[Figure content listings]

+---+

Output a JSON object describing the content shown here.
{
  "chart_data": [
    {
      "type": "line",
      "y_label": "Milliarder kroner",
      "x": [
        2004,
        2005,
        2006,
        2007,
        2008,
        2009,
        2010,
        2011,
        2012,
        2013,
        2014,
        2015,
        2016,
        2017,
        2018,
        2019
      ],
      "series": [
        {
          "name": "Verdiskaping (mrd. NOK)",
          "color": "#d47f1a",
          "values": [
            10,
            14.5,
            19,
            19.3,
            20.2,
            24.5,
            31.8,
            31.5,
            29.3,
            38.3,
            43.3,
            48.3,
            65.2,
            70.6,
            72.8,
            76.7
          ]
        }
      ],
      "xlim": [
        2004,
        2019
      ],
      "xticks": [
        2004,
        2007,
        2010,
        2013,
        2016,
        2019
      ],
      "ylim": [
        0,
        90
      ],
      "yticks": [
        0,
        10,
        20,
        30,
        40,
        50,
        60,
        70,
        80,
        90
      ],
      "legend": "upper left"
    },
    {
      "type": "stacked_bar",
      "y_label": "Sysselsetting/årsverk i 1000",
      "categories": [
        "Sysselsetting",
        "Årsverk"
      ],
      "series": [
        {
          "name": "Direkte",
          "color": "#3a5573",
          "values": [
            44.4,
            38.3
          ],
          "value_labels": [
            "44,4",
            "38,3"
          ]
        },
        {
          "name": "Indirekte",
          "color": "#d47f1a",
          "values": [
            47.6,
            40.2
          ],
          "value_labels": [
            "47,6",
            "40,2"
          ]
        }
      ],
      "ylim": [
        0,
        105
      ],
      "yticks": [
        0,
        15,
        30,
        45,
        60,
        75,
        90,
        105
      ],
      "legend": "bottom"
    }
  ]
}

+---+

| WORK TO BE COMPLETED |
Restate every line of the data word for word.

| FINISHED ANSWER |
Output a JSON object describing the content shown here.
{
  "chart_data": [
    {
      "type": "line",
      "y_label": "Milliarder kroner",
      "x": [
        2004,
        2005,
        2006,
        2007,
        2008,
        2009,
        2010,
        2011,
        2012,
        2013,
        2014,
        2015,
        2016,
        2017,
        2018,
        2019
      ],
      "series": [
        {
          "name": "Verdiskaping (mrd. NOK)",
          "color": "#d47f1a",
          "values": [
            10,
            14.5,
            19,
            19.3,
            20.2,
            24.5,
            31.8,
            31.5,
            29.3,
            38.3,
            43.3,
            48.3,
            65.2,
            70.6,
            72.8,
            76.7
          ]
        }
      ],
      "xlim": [
        2004,
        2019
      ],
      "xticks": [
        2004,
        2007,
        2010,
        2013,
        2016,
        2019
      ],
      "ylim": [
        0,
        90
      ],
      "yticks": [
        0,
        10,
        20,
        30,
        40,
        50,
        60,
        70,
        80,
        90
      ],
      "legend": "upper left"
    },
    {
      "type": "stacked_bar",
      "y_label": "Sysselsetting/årsverk i 1000",
      "categories": [
        "Sysselsetting",
        "Årsverk"
      ],
      "series": [
        {
          "name": "Direkte",
          "color": "#3a5573",
          "values": [
            44.4,
            38.3
          ],
          "value_labels": [
            "44,4",
            "38,3"
          ]
        },
        {
          "name": "Indirekte",
          "color": "#d47f1a",
          "values": [
            47.6,
            40.2
          ],
          "value_labels": [
            "47,6",
            "40,2"
          ]
        }
      ],
      "ylim": [
        0,
        105
      ],
      "yticks": [
        0,
        15,
        30,
        45,
        60,
        75,
        90,
        105
      ],
      "legend": "bottom"
    }
  ]
}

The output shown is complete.